- [STATED EXERCISE]: Could you turn the lines below into a JSON list of strings, one per line with blank lines omitted, starting at the line that has "List each element" and stopping after the line that has "home-table-header: 全场 赛"?

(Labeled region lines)
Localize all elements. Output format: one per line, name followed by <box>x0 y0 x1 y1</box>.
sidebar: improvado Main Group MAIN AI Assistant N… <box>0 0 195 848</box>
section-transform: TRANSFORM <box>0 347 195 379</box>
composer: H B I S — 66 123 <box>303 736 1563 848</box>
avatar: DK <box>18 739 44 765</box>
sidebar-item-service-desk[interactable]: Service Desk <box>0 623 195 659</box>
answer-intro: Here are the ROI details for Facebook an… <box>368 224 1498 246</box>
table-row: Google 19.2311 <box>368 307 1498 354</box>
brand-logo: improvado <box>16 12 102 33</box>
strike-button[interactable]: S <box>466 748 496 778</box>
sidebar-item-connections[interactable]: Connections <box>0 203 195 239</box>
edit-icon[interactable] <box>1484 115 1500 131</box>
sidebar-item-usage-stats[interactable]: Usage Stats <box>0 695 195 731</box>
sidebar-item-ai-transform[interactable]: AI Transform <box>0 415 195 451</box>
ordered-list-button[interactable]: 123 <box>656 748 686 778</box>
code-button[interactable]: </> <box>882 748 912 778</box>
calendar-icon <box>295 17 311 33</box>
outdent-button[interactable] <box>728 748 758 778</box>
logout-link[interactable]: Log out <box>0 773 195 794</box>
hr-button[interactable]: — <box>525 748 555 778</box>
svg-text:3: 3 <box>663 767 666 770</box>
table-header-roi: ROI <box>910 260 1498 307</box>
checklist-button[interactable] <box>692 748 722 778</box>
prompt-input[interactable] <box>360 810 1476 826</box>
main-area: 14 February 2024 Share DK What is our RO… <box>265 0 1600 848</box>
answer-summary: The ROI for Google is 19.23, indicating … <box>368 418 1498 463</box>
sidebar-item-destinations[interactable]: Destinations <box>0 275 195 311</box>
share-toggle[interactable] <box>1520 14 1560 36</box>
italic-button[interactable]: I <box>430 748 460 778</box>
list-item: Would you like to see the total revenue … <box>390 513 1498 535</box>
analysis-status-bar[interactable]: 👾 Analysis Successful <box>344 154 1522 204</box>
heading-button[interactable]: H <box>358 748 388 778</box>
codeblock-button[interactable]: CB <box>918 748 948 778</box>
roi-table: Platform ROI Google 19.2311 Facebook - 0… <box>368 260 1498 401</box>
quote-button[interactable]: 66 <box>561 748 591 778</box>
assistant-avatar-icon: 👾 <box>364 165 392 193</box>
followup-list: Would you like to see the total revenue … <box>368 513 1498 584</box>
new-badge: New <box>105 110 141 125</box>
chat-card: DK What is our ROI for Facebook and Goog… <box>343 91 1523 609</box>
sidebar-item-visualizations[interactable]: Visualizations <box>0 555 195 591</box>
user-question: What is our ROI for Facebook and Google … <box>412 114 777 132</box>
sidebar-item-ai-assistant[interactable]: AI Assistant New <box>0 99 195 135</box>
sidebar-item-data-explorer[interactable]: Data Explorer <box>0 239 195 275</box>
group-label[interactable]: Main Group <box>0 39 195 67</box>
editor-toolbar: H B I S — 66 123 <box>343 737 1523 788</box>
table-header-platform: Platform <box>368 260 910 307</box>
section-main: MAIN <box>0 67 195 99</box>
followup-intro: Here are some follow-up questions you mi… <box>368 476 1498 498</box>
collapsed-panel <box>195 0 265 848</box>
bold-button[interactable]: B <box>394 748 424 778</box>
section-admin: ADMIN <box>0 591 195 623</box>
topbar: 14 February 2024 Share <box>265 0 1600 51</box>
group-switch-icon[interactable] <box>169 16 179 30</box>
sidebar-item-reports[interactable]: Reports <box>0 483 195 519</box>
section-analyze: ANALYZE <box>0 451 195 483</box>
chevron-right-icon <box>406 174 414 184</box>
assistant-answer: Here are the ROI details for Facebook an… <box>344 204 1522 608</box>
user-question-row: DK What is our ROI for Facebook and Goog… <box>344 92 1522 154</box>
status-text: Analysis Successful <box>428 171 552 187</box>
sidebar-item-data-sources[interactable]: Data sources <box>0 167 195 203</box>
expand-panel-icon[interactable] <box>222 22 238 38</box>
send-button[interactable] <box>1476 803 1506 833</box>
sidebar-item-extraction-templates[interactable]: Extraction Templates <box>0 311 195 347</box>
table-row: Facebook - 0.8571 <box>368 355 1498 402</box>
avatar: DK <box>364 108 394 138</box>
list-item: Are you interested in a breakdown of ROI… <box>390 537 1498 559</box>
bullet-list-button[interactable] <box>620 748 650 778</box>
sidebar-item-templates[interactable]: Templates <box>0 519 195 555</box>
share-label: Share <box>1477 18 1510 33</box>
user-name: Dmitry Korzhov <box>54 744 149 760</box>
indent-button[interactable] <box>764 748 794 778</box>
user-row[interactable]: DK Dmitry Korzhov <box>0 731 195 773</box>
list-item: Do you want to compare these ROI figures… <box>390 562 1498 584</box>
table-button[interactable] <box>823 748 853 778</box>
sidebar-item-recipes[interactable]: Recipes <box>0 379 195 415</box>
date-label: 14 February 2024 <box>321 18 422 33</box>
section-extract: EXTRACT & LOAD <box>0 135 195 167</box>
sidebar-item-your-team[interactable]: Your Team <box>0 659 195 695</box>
* * *
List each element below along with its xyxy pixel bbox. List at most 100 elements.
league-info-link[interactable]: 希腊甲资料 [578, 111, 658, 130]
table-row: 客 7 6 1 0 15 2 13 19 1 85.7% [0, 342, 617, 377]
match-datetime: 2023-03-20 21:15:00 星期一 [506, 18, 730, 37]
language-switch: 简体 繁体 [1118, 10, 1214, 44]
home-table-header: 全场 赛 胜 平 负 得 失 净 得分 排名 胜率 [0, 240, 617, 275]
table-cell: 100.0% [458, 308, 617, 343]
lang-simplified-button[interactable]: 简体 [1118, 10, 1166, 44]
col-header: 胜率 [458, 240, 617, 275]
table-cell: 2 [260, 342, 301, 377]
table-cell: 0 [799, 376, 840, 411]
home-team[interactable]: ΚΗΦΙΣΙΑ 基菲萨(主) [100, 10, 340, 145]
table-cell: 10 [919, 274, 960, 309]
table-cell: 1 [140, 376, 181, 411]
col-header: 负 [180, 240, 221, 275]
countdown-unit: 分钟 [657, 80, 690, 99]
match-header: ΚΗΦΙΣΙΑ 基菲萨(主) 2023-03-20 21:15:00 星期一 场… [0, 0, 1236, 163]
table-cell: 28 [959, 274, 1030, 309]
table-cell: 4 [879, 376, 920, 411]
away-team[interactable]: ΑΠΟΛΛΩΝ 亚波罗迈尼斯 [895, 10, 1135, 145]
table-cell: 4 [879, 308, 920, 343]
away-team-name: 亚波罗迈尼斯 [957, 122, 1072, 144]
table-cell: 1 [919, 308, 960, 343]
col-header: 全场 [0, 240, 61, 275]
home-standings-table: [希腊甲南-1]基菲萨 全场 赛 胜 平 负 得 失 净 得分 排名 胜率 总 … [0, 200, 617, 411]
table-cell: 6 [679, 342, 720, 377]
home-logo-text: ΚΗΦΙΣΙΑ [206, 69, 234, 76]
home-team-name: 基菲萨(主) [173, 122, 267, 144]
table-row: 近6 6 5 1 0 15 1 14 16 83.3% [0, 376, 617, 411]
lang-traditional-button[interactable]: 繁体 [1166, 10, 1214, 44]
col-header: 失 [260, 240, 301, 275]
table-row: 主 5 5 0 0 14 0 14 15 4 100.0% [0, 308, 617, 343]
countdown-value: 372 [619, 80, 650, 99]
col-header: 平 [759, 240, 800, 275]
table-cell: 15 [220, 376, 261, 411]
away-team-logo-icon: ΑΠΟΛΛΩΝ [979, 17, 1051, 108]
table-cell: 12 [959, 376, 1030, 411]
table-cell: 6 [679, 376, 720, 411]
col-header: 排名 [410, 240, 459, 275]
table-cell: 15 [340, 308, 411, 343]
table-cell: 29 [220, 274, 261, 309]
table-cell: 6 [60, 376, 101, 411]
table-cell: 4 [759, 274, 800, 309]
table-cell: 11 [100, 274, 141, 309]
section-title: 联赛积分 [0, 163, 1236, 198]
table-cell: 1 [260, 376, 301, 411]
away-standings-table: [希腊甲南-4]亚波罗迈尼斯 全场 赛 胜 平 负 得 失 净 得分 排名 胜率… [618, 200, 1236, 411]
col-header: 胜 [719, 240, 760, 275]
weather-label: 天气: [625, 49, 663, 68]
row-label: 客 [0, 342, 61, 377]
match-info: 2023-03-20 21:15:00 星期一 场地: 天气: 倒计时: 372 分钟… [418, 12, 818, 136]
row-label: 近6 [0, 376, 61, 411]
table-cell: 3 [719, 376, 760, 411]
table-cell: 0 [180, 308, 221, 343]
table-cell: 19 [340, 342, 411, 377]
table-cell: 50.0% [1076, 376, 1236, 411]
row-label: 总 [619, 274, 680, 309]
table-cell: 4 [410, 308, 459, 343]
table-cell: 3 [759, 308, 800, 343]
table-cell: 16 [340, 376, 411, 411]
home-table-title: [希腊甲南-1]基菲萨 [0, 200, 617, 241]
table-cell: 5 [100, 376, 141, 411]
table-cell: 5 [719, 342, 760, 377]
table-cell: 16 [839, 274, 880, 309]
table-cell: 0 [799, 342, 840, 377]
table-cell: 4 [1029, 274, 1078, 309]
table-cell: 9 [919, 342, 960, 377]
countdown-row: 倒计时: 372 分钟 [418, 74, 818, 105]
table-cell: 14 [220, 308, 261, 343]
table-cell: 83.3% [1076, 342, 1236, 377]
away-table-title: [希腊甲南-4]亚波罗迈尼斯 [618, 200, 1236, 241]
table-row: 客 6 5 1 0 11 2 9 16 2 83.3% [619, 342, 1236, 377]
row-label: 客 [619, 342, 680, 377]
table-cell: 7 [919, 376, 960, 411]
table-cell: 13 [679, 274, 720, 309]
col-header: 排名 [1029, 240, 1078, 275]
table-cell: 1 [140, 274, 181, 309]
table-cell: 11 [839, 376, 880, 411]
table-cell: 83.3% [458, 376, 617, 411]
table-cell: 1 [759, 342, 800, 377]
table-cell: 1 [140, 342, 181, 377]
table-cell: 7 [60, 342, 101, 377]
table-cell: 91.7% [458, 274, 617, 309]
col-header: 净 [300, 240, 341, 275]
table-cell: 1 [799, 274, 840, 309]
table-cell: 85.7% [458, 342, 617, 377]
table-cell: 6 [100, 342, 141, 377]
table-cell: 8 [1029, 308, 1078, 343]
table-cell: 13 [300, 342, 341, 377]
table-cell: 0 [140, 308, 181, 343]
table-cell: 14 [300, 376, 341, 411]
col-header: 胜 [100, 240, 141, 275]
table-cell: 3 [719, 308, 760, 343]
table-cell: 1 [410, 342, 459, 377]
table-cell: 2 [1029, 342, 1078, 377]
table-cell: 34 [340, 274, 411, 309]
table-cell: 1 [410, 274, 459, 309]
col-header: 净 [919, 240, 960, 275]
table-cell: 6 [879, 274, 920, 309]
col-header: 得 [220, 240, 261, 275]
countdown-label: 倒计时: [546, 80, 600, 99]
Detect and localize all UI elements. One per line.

- [EXERCISE RESULT]:
[
  "List each element below along with its xyxy pixel bbox. List at most 100 elements.",
  "league-info-link[interactable]: 希腊甲资料 [578, 111, 658, 130]",
  "table-row: 客 7 6 1 0 15 2 13 19 1 85.7% [0, 342, 617, 377]",
  "match-datetime: 2023-03-20 21:15:00 星期一 [506, 18, 730, 37]",
  "language-switch: 简体 繁体 [1118, 10, 1214, 44]",
  "home-table-header: 全场 赛 胜 平 负 得 失 净 得分 排名 胜率 [0, 240, 617, 275]"
]